== Requirement ==
The listing must be reproduced in full, exactly as it stands.

== Provided records ==
★ ★ ★ ★ ★

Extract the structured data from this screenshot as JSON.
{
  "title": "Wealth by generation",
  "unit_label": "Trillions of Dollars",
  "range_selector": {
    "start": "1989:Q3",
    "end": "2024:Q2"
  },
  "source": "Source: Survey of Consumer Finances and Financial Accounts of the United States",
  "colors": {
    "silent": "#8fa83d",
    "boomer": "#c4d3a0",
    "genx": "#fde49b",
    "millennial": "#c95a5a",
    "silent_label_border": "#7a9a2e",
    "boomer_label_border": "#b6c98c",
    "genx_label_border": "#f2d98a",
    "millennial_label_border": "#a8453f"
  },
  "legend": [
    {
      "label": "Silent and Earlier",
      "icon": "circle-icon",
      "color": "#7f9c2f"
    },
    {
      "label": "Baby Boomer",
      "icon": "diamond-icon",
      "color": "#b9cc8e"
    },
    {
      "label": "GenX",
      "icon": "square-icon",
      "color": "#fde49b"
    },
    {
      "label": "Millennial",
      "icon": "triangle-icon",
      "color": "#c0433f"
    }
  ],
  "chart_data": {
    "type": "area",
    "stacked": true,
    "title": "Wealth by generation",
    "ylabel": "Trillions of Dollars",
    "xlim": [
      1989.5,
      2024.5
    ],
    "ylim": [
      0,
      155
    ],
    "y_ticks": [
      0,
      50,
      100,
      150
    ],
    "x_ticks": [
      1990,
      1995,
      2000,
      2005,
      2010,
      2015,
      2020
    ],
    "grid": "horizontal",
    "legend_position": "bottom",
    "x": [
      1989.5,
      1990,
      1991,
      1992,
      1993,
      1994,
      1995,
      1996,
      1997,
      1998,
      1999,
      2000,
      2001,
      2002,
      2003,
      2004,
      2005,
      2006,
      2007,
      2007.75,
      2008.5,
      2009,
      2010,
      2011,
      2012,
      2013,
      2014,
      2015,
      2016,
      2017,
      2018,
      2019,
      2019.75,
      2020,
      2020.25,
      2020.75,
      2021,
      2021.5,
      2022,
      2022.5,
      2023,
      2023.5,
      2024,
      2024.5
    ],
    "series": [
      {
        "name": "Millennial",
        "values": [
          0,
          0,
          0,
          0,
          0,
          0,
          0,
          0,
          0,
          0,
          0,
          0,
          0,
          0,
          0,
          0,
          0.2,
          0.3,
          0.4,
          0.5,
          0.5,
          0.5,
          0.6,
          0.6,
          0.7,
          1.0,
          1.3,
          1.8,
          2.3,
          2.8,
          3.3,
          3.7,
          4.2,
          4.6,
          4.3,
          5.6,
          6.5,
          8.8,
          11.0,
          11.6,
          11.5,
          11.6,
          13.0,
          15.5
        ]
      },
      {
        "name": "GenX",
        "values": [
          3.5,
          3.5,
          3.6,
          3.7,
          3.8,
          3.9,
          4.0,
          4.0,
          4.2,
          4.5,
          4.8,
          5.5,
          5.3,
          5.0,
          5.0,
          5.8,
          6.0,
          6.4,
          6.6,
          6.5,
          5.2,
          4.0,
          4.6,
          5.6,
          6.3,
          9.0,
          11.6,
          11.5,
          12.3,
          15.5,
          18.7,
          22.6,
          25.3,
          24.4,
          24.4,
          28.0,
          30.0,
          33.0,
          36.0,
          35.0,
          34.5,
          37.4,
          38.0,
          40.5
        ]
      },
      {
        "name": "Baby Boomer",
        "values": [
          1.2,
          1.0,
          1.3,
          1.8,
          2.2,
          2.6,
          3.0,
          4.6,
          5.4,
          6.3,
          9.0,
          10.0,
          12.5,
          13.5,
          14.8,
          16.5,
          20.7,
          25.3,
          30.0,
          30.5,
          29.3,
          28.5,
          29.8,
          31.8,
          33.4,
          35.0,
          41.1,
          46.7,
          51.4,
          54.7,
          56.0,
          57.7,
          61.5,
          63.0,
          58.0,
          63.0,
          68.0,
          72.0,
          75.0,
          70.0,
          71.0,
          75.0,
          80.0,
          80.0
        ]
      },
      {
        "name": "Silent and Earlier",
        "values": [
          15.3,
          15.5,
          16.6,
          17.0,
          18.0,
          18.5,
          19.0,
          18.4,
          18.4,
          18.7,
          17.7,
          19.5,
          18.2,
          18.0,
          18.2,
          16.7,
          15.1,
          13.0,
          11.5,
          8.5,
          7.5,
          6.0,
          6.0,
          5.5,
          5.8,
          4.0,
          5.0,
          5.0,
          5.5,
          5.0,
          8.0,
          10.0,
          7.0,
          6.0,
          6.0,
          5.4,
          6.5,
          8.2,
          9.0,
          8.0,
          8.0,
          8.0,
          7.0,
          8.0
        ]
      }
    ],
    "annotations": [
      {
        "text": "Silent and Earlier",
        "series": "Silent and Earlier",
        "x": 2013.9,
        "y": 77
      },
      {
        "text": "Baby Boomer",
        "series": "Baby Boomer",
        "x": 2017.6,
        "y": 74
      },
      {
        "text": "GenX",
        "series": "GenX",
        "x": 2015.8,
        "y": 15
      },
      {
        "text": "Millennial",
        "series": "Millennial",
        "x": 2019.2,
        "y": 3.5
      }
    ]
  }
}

★ ★ ★ ★ ★

== Response to the task ==
Extract the structured data from this screenshot as JSON.
{
  "title": "Wealth by generation",
  "unit_label": "Trillions of Dollars",
  "range_selector": {
    "start": "1989:Q3",
    "end": "2024:Q2"
  },
  "source": "Source: Survey of Consumer Finances and Financial Accounts of the United States",
  "colors": {
    "silent": "#8fa83d",
    "boomer": "#c4d3a0",
    "genx": "#fde49b",
    "millennial": "#c95a5a",
    "silent_label_border": "#7a9a2e",
    "boomer_label_border": "#b6c98c",
    "genx_label_border": "#f2d98a",
    "millennial_label_border": "#a8453f"
  },
  "legend": [
    {
      "label": "Silent and Earlier",
      "icon": "circle-icon",
      "color": "#7f9c2f"
    },
    {
      "label": "Baby Boomer",
      "icon": "diamond-icon",
      "color": "#b9cc8e"
    },
    {
      "label": "GenX",
      "icon": "square-icon",
      "color": "#fde49b"
    },
    {
      "label": "Millennial",
      "icon": "triangle-icon",
      "color": "#c0433f"
    }
  ],
  "chart_data": {
    "type": "area",
    "stacked": true,
    "title": "Wealth by generation",
    "ylabel": "Trillions of Dollars",
    "xlim": [
      1989.5,
      2024.5
    ],
    "ylim": [
      0,
      155
    ],
    "y_ticks": [
      0,
      50,
      100,
      150
    ],
    "x_ticks": [
      1990,
      1995,
      2000,
      2005,
      2010,
      2015,
      2020
    ],
    "grid": "horizontal",
    "legend_position": "bottom",
    "x": [
      1989.5,
      1990,
      1991,
      1992,
      1993,
      1994,
      1995,
      1996,
      1997,
      1998,
      1999,
      2000,
      2001,
      2002,
      2003,
      2004,
      2005,
      2006,
      2007,
      2007.75,
      2008.5,
      2009,
      2010,
      2011,
      2012,
      2013,
      2014,
      2015,
      2016,
      2017,
      2018,
      2019,
      2019.75,
      2020,
      2020.25,
      2020.75,
      2021,
      2021.5,
      2022,
      2022.5,
      2023,
      2023.5,
      2024,
      2024.5
    ],
    "series": [
      {
        "name": "Millennial",
        "values": [
          0,
          0,
          0,
          0,
          0,
          0,
          0,
          0,
          0,
          0,
          0,
          0,
          0,
          0,
          0,
          0,
          0.2,
          0.3,
          0.4,
          0.5,
          0.5,
          0.5,
          0.6,
          0.6,
          0.7,
          1.0,
          1.3,
          1.8,
          2.3,
          2.8,
          3.3,
          3.7,
          4.2,
          4.6,
          4.3,
          5.6,
          6.5,
          8.8,
          11.0,
          11.6,
          11.5,
          11.6,
          13.0,
          15.5
        ]
      },
      {
        "name": "GenX",
        "values": [
          3.5,
          3.5,
          3.6,
          3.7,
          3.8,
          3.9,
          4.0,
          4.0,
          4.2,
          4.5,
          4.8,
          5.5,
          5.3,
          5.0,
          5.0,
          5.8,
          6.0,
          6.4,
          6.6,
          6.5,
          5.2,
          4.0,
          4.6,
          5.6,
          6.3,
          9.0,
          11.6,
          11.5,
          12.3,
          15.5,
          18.7,
          22.6,
          25.3,
          24.4,
          24.4,
          28.0,
          30.0,
          33.0,
          36.0,
          35.0,
          34.5,
          37.4,
          38.0,
          40.5
        ]
      },
      {
        "name": "Baby Boomer",
        "values": [
          1.2,
          1.0,
          1.3,
          1.8,
          2.2,
          2.6,
          3.0,
          4.6,
          5.4,
          6.3,
          9.0,
          10.0,
          12.5,
          13.5,
          14.8,
          16.5,
          20.7,
          25.3,
          30.0,
          30.5,
          29.3,
          28.5,
          29.8,
          31.8,
          33.4,
          35.0,
          41.1,
          46.7,
          51.4,
          54.7,
          56.0,
          57.7,
          61.5,
          63.0,
          58.0,
          63.0,
          68.0,
          72.0,
          75.0,
          70.0,
          71.0,
          75.0,
          80.0,
          80.0
        ]
      },
      {
        "name": "Silent and Earlier",
        "values": [
          15.3,
          15.5,
          16.6,
          17.0,
          18.0,
          18.5,
          19.0,
          18.4,
          18.4,
          18.7,
          17.7,
          19.5,
          18.2,
          18.0,
          18.2,
          16.7,
          15.1,
          13.0,
          11.5,
          8.5,
          7.5,
          6.0,
          6.0,
          5.5,
          5.8,
          4.0,
          5.0,
          5.0,
          5.5,
          5.0,
          8.0,
          10.0,
          7.0,
          6.0,
          6.0,
          5.4,
          6.5,
          8.2,
          9.0,
          8.0,
          8.0,
          8.0,
          7.0,
          8.0
        ]
      }
    ],
    "annotations": [
      {
        "text": "Silent and Earlier",
        "series": "Silent and Earlier",
        "x": 2013.9,
        "y": 77
      },
      {
        "text": "Baby Boomer",
        "series": "Baby Boomer",
        "x": 2017.6,
        "y": 74
      },
      {
        "text": "GenX",
        "series": "GenX",
        "x": 2015.8,
        "y": 15
      },
      {
        "text": "Millennial",
        "series": "Millennial",
        "x": 2019.2,
        "y": 3.5
      }
    ]
  }
}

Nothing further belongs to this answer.